- [RECORD LIST]
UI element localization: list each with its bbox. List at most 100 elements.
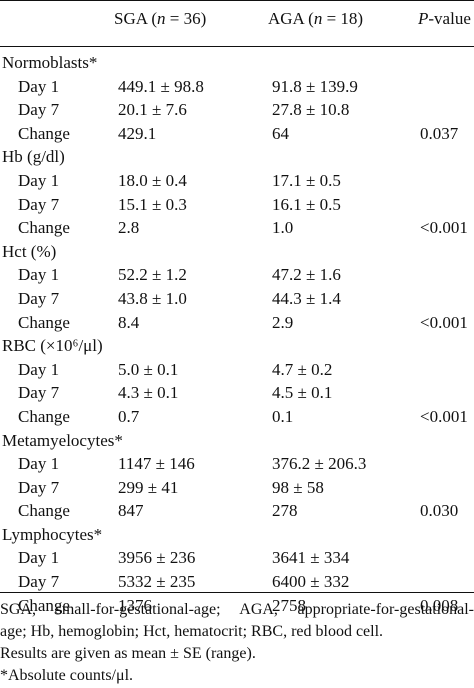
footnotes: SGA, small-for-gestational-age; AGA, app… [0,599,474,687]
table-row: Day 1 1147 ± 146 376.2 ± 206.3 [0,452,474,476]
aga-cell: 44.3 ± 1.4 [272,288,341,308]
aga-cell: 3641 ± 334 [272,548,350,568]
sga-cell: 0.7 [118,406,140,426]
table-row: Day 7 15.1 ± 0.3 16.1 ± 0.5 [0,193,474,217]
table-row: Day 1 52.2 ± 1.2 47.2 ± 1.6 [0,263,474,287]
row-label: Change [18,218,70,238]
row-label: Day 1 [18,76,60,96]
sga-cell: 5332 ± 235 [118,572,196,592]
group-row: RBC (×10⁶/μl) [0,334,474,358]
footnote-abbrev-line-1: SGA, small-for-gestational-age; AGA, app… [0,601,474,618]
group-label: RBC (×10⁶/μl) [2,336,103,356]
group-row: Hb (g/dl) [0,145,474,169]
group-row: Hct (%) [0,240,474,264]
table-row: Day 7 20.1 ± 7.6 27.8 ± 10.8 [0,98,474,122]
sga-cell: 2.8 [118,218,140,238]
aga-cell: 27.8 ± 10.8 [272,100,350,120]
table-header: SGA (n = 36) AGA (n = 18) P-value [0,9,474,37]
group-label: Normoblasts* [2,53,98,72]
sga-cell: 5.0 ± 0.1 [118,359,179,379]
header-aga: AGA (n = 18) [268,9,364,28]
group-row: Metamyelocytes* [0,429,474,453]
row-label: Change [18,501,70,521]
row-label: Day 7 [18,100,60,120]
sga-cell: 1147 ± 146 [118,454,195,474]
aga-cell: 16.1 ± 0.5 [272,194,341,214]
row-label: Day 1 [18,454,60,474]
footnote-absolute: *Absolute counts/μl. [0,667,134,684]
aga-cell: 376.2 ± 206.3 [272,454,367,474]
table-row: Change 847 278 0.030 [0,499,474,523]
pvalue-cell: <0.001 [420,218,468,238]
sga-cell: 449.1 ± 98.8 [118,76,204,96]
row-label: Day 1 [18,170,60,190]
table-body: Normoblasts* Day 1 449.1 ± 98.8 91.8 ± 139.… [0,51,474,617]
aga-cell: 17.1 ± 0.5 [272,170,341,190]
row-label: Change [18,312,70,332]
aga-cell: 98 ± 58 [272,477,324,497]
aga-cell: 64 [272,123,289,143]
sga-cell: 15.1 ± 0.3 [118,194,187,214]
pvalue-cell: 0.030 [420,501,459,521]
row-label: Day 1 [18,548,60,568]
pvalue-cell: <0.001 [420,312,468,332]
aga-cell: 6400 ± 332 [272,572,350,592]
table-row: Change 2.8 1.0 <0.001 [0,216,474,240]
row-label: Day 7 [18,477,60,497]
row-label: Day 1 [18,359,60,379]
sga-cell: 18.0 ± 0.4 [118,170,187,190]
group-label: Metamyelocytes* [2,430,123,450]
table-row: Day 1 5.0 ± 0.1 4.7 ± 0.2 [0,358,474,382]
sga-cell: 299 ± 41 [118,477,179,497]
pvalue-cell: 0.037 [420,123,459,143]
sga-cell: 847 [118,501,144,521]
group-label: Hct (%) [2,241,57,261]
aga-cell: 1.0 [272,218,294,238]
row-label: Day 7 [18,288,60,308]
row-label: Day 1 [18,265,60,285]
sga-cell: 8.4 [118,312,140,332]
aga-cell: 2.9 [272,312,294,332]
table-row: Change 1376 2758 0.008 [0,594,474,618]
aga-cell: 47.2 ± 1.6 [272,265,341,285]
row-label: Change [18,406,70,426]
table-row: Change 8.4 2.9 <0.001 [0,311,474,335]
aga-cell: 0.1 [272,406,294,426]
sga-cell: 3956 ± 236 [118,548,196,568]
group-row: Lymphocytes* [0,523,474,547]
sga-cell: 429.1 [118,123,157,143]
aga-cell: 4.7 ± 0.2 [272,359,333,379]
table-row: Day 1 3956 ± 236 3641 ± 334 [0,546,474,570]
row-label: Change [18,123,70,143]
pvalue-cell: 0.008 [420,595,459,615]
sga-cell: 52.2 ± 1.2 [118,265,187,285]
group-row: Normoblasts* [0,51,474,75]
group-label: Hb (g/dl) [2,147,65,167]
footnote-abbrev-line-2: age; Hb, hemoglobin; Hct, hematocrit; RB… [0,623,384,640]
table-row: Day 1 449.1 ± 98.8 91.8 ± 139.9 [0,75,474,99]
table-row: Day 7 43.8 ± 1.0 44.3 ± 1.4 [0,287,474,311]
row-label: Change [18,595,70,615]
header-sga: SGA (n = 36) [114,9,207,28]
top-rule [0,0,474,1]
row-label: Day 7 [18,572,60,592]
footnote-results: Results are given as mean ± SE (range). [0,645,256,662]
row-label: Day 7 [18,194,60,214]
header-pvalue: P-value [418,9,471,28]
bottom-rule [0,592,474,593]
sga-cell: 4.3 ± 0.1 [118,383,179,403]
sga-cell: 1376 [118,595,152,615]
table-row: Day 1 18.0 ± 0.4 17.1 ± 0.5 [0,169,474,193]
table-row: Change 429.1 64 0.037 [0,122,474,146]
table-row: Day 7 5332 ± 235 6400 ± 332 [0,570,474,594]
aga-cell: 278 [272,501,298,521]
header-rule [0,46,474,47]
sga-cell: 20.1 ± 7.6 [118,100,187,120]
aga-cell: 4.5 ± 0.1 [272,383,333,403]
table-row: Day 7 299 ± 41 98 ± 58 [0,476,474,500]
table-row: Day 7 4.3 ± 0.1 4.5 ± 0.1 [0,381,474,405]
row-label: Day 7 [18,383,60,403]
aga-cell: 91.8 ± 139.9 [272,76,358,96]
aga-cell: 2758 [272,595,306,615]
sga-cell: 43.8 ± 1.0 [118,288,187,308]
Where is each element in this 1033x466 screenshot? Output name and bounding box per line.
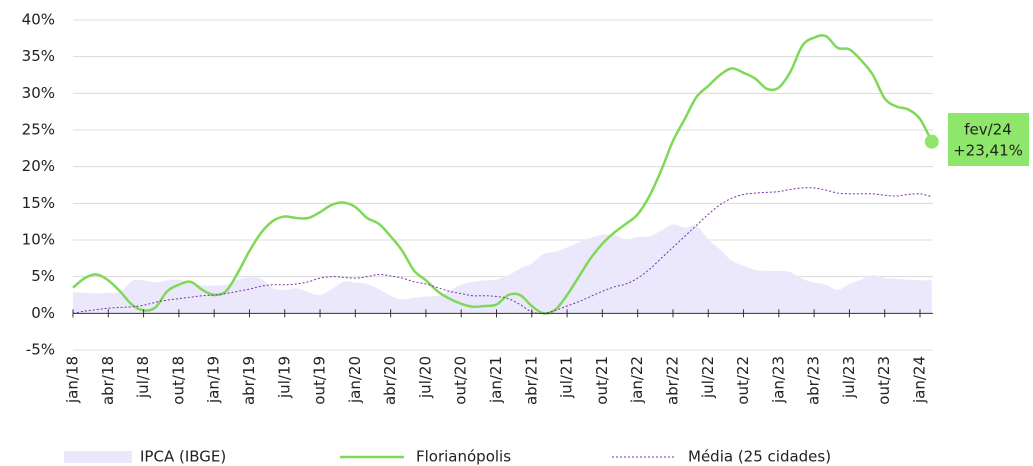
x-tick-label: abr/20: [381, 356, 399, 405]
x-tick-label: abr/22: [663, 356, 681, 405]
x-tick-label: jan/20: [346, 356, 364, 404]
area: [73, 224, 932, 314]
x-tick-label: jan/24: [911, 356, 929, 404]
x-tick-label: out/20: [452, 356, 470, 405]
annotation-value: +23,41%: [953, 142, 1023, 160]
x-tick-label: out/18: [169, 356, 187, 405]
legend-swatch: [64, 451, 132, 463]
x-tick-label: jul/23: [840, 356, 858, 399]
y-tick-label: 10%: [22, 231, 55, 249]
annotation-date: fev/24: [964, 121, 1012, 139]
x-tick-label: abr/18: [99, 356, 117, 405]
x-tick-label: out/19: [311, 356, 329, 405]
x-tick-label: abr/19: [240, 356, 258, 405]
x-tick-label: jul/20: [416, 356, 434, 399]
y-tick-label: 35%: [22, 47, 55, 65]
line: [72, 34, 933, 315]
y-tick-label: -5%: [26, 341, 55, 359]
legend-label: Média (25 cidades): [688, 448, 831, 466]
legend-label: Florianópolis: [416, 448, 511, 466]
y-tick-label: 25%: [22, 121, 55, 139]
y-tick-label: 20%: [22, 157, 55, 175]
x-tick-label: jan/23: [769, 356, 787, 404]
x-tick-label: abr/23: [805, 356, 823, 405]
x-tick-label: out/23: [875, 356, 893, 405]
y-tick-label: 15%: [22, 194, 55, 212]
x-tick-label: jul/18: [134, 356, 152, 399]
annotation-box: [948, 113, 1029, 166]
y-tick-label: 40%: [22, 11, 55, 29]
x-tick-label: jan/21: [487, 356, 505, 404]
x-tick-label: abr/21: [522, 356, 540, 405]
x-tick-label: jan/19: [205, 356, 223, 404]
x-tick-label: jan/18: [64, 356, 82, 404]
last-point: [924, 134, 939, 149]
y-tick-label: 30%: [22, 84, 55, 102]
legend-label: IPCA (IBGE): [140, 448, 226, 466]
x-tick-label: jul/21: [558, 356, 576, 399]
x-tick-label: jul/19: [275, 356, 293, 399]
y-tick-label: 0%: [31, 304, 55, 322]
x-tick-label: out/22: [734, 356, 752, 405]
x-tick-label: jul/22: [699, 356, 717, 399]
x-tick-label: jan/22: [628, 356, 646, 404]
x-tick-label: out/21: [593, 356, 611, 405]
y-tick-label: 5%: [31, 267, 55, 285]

- [GIVEN EXERCISE] Please take the material above from the line that has "footnotes: SGA, small-for-gestational-age;" through the line that has "row-label: Day 1 [18,170,60,190]" and switch "group-row" to "section-row" wherever it occurs. Give only those lines, otherwise unchanged.

- [SOLUTION FOR THIS PROBLEM]
footnotes: SGA, small-for-gestational-age; AGA, app… [0,599,474,687]
table-row: Day 1 1147 ± 146 376.2 ± 206.3 [0,452,474,476]
aga-cell: 44.3 ± 1.4 [272,288,341,308]
aga-cell: 3641 ± 334 [272,548,350,568]
sga-cell: 0.7 [118,406,140,426]
table-row: Day 7 15.1 ± 0.3 16.1 ± 0.5 [0,193,474,217]
table-row: Day 1 52.2 ± 1.2 47.2 ± 1.6 [0,263,474,287]
row-label: Change [18,218,70,238]
row-label: Day 1 [18,76,60,96]
sga-cell: 5332 ± 235 [118,572,196,592]
section-row: RBC (×10⁶/μl) [0,334,474,358]
footnote-abbrev-line-1: SGA, small-for-gestational-age; AGA, app… [0,601,474,618]
group-label: RBC (×10⁶/μl) [2,336,103,356]
section-row: Hb (g/dl) [0,145,474,169]
section-row: Hct (%) [0,240,474,264]
table-row: Day 7 20.1 ± 7.6 27.8 ± 10.8 [0,98,474,122]
sga-cell: 2.8 [118,218,140,238]
aga-cell: 27.8 ± 10.8 [272,100,350,120]
table-header: SGA (n = 36) AGA (n = 18) P-value [0,9,474,37]
group-label: Normoblasts* [2,53,98,72]
sga-cell: 5.0 ± 0.1 [118,359,179,379]
header-aga: AGA (n = 18) [268,9,364,28]
section-row: Metamyelocytes* [0,429,474,453]
row-label: Change [18,501,70,521]
row-label: Day 7 [18,100,60,120]
sga-cell: 1147 ± 146 [118,454,195,474]
aga-cell: 16.1 ± 0.5 [272,194,341,214]
row-label: Day 1 [18,454,60,474]
footnote-absolute: *Absolute counts/μl. [0,667,134,684]
aga-cell: 376.2 ± 206.3 [272,454,367,474]
table-row: Change 847 278 0.030 [0,499,474,523]
pvalue-cell: <0.001 [420,218,468,238]
sga-cell: 449.1 ± 98.8 [118,76,204,96]
row-label: Day 1 [18,170,60,190]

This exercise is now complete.